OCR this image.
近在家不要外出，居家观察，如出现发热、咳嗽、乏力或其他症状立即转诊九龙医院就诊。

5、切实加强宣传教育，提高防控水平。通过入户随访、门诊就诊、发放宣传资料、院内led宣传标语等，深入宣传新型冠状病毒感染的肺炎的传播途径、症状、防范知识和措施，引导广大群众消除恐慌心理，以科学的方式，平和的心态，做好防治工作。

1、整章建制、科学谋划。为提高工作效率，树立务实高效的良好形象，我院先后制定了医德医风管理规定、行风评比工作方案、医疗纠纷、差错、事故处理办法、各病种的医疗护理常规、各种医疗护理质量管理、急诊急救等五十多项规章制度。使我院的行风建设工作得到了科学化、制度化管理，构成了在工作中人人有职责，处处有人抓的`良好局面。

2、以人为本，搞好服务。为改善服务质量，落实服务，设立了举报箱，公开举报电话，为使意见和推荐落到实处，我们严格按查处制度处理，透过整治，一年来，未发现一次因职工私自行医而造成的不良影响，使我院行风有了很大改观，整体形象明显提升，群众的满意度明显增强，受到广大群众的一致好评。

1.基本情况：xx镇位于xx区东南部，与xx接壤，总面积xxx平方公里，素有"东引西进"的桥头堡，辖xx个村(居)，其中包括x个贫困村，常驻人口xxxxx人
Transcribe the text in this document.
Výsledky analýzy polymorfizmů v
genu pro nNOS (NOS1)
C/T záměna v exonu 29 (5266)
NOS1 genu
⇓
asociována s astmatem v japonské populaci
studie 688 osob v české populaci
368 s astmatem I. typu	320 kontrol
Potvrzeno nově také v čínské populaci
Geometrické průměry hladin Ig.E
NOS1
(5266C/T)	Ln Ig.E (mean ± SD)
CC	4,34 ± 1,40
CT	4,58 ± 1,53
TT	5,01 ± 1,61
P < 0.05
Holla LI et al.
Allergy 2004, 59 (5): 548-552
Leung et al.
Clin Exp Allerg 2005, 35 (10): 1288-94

---*---

* Job
Where a line holds "populaci", copy it out.

* Solution for this task
asociována s astmatem v japonské populaci
studie 688 osob v české populaci
Potvrzeno nově také v čínské populaci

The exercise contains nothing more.